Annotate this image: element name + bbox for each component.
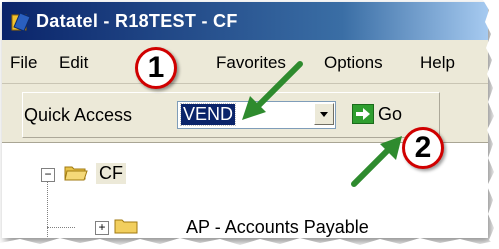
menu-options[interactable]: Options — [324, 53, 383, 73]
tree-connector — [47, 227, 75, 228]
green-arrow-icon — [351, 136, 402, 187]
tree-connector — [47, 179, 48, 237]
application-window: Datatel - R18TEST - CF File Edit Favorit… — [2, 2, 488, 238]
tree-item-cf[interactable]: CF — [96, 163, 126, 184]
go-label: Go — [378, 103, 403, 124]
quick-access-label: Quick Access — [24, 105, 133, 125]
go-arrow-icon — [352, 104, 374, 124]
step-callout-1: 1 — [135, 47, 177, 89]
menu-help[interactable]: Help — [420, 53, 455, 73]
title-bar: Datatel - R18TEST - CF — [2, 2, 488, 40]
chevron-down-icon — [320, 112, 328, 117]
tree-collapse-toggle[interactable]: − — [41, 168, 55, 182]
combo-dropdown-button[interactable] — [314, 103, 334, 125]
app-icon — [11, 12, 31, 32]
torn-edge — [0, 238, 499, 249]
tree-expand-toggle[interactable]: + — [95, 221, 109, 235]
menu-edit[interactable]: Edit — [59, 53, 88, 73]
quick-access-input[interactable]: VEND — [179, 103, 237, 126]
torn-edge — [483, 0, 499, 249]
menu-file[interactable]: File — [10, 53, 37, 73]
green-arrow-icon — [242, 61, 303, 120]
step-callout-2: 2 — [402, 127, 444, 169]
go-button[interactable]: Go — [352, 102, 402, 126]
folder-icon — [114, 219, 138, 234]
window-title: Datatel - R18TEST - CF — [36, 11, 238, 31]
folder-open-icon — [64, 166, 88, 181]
* * *
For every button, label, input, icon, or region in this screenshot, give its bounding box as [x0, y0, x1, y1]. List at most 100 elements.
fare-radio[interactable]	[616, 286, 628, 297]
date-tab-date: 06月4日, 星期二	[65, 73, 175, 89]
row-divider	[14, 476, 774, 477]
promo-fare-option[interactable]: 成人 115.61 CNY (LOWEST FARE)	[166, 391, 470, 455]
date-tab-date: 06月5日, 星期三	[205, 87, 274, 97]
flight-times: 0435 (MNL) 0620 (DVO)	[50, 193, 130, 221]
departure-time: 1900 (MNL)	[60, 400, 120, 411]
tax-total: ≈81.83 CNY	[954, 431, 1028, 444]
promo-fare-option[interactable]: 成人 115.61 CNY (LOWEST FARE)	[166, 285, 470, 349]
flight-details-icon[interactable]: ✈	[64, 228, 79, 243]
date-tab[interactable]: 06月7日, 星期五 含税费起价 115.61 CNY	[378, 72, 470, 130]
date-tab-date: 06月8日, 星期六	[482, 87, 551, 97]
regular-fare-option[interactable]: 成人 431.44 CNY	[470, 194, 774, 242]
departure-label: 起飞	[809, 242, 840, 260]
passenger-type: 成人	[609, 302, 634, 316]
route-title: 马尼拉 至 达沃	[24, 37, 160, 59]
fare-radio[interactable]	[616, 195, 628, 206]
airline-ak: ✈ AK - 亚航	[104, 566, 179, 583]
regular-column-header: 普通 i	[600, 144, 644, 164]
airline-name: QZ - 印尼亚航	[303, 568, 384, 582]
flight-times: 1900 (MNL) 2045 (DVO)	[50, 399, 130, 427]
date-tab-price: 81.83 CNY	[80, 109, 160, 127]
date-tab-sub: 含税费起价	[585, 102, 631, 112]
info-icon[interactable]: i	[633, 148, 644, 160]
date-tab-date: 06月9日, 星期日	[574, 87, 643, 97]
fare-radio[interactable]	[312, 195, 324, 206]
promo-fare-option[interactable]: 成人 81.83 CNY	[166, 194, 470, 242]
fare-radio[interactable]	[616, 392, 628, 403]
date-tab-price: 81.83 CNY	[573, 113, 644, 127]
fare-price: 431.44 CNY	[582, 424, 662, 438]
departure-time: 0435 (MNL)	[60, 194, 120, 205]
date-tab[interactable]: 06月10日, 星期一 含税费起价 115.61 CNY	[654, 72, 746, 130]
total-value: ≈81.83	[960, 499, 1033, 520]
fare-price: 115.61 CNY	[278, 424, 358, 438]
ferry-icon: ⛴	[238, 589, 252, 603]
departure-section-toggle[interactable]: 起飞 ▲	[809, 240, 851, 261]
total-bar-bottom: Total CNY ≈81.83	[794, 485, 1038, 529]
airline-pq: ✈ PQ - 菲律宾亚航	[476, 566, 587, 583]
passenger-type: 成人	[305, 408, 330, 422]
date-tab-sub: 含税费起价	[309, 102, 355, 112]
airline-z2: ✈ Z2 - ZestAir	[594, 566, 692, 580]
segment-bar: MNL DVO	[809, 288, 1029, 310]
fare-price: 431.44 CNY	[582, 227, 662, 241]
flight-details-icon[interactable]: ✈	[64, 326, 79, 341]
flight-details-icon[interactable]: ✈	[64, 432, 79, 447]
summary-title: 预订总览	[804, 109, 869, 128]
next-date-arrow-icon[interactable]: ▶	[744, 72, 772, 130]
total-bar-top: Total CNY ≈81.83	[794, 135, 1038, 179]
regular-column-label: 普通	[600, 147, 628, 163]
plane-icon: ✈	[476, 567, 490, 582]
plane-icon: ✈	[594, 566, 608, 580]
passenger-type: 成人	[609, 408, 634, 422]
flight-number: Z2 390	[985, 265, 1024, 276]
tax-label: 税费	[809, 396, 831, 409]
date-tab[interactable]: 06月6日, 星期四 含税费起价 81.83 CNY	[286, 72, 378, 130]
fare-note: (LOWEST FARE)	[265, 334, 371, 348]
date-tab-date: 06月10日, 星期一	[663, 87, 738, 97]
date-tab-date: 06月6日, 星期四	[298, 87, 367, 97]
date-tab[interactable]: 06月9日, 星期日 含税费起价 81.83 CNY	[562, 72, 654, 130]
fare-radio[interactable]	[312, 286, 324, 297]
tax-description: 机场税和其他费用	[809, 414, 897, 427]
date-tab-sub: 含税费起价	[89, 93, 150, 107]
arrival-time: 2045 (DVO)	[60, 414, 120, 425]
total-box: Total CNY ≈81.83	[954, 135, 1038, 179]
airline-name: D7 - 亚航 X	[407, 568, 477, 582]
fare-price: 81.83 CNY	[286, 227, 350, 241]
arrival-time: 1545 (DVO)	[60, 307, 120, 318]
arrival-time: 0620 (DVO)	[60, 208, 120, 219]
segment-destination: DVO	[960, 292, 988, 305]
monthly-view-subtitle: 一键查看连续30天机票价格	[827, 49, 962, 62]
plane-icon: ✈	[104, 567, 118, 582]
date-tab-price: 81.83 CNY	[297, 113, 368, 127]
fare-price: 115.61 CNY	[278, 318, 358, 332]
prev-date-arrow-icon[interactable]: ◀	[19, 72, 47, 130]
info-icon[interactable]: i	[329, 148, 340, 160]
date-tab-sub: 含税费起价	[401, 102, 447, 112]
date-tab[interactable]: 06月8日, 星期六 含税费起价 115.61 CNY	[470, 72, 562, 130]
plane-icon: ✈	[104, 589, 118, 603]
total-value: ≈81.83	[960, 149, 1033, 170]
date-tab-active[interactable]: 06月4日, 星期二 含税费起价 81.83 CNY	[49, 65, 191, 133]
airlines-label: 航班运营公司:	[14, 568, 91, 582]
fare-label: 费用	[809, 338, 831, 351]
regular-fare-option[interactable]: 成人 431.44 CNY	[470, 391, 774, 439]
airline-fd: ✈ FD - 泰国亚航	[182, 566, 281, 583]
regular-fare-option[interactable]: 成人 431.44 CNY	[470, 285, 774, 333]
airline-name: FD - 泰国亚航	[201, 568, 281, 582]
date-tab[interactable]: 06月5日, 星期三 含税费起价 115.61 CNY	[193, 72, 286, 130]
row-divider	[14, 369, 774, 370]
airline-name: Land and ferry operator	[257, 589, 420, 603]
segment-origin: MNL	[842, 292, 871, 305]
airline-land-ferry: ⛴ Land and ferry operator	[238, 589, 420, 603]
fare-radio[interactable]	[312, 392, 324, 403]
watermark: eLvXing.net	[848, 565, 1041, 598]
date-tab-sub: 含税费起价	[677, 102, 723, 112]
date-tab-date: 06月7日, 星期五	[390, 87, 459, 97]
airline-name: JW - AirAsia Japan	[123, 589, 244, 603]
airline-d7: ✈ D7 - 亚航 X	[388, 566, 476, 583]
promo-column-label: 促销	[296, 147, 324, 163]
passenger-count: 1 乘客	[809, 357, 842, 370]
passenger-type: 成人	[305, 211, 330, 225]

- **The request**
Reproduce the rows starting with the line containing "For every button, label, input, icon, or" and going through the line containing "476, 774, 477]", renaming "row-divider" to "row-separator" and leaving everything else as it is.

- **Task response**
For every button, label, input, icon, or region in this screenshot, give its bounding box as [x0, y0, x1, y1]. List at most 100 elements.
fare-radio[interactable]	[616, 286, 628, 297]
date-tab-date: 06月4日, 星期二	[65, 73, 175, 89]
row-separator	[14, 476, 774, 477]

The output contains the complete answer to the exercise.